■ THE RECORDS
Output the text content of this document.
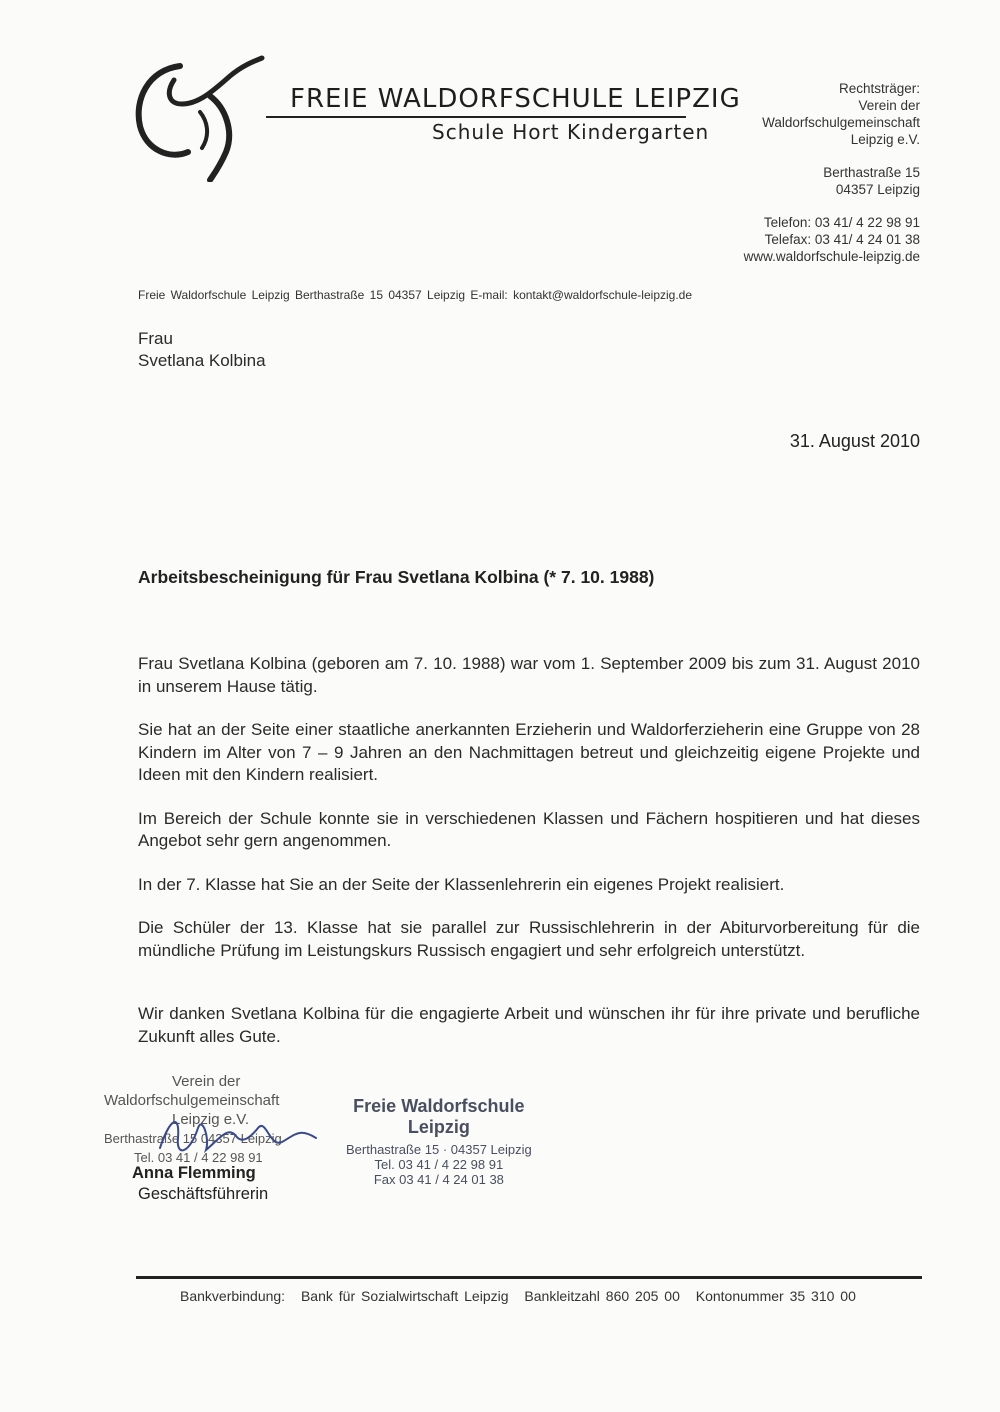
FREIE WALDORFSCHULE LEIPZIG
Schule Hort Kindergarten
Rechtsträger:
Verein der
Waldorfschulgemeinschaft
Leipzig e.V.
Berthastraße 15
04357 Leipzig
Telefon: 03 41/ 4 22 98 91
Telefax: 03 41/ 4 24 01 38
www.waldorfschule-leipzig.de
Freie Waldorfschule Leipzig Berthastraße 15 04357 Leipzig E-mail: kontakt@waldorfschule-leipzig.de
Frau
Svetlana Kolbina
31. August 2010
Arbeitsbescheinigung für Frau Svetlana Kolbina (* 7. 10. 1988)

Frau Svetlana Kolbina (geboren am 7. 10. 1988) war vom 1. September 2009 bis zum 31. August 2010 in unserem Hause tätig.

Sie hat an der Seite einer staatliche anerkannten Erzieherin und Waldorferzieherin eine Gruppe von 28 Kindern im Alter von 7 – 9 Jahren an den Nachmittagen betreut und gleichzeitig eigene Projekte und Ideen mit den Kindern realisiert.

Im Bereich der Schule konnte sie in verschiedenen Klassen und Fächern hospitieren und hat dieses Angebot sehr gern angenommen.

In der 7. Klasse hat Sie an der Seite der Klassenlehrerin ein eigenes Projekt realisiert.

Die Schüler der 13. Klasse hat sie parallel zur Russischlehrerin in der Abiturvorbereitung für die mündliche Prüfung im Leistungskurs Russisch engagiert und sehr erfolgreich unterstützt.

Wir danken Svetlana Kolbina für die engagierte Arbeit und wünschen ihr für ihre private und berufliche Zukunft alles Gute.

Verein der
Waldorfschulgemeinschaft
Leipzig e.V.
Berthastraße 15 04357 Leipzig
Tel. 03 41 / 4 22 98 91
Anna Flemming
Geschäftsführerin
Freie Waldorfschule
Leipzig
Berthastraße 15 · 04357 Leipzig
Tel. 03 41 / 4 22 98 91
Fax 03 41 / 4 24 01 38
Bankverbindung: Bank für Sozialwirtschaft Leipzig Bankleitzahl 860 205 00 Kontonummer 35 310 00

■ INSTRUCTIONS FOR THE TASK
In the listing above, how many lines have the string "Kolbina" in them? Reply with only the figure.

■ SOLUTION TO THE PROBLEM
4